INPUT FOR THIS TASK =>
_ _ _

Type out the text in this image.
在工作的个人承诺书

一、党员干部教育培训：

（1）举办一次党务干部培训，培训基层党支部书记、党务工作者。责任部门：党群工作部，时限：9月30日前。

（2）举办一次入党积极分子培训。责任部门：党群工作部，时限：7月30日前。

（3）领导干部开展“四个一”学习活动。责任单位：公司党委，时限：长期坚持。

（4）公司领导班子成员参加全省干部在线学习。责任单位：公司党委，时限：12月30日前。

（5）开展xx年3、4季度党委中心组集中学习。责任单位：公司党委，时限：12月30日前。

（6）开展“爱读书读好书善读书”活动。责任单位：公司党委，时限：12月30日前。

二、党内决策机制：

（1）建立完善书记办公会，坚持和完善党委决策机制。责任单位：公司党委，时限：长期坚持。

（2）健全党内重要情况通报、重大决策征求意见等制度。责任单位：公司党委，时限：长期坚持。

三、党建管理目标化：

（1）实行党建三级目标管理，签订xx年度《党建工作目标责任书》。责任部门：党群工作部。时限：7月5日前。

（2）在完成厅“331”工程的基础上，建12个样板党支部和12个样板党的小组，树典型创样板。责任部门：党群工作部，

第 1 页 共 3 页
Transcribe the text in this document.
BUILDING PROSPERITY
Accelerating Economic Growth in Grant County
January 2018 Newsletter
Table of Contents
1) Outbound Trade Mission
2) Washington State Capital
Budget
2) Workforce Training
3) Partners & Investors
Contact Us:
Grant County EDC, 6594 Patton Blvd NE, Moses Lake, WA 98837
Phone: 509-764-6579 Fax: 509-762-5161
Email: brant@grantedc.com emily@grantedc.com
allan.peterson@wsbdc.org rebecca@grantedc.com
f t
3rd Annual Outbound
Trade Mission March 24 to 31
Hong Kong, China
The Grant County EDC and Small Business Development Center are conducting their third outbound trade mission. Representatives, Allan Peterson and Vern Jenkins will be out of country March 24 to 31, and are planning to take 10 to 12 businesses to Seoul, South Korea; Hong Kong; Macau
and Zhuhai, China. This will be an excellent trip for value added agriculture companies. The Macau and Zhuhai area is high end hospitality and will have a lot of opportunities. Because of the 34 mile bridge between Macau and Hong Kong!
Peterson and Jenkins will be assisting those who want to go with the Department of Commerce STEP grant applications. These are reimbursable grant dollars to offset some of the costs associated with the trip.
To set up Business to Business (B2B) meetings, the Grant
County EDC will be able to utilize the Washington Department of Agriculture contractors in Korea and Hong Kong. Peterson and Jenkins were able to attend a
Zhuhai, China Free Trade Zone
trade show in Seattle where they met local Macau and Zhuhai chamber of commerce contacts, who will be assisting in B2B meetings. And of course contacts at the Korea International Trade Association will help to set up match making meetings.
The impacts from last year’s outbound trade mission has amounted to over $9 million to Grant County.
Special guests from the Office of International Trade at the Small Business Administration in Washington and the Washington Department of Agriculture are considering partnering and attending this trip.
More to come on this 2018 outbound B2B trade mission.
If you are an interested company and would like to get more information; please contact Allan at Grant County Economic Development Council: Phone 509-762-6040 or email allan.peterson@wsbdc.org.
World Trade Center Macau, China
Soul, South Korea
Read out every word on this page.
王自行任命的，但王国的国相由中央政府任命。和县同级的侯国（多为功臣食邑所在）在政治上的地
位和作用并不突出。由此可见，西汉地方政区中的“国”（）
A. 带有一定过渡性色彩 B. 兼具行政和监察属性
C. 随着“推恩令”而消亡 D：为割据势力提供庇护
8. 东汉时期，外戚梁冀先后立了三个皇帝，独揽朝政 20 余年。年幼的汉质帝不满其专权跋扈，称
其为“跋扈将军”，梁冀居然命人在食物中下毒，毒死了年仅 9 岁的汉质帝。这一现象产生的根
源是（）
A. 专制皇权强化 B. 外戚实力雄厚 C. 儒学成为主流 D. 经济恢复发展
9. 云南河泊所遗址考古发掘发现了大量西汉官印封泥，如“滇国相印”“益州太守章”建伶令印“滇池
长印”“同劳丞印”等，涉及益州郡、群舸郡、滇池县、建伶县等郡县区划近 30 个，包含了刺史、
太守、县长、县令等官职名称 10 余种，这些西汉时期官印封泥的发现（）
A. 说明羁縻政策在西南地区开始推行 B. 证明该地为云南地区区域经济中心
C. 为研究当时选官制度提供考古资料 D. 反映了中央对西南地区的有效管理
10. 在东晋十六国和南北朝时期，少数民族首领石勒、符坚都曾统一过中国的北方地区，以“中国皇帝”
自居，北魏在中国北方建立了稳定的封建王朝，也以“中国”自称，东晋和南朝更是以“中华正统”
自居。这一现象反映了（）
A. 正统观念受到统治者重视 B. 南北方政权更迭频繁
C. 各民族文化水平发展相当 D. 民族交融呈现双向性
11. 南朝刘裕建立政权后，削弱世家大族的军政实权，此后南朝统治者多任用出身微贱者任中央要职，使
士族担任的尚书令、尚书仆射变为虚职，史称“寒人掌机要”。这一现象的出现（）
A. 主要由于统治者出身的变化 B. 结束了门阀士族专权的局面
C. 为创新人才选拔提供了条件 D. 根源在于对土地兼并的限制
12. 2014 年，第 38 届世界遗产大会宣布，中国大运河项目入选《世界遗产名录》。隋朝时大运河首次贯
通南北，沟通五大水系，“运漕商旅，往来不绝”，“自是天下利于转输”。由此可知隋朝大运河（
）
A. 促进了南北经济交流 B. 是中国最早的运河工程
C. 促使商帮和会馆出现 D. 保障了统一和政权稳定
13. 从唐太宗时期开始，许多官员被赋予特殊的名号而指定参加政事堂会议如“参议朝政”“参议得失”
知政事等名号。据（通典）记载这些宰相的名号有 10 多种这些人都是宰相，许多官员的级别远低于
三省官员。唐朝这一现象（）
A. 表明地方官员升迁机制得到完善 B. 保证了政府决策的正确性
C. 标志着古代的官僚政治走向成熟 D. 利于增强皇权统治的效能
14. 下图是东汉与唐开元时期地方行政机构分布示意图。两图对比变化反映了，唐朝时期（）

_ _ _

Only lines that contain the word "South" are wanted; copy each of them.

COMPLETE OUTPUT =>
The Grant County EDC and Small Business Development Center are conducting their third outbound trade mission. Representatives, Allan Peterson and Vern Jenkins will be out of country March 24 to 31, and are planning to take 10 to 12 businesses to Seoul, South Korea; Hong Kong; Macau
Soul, South Korea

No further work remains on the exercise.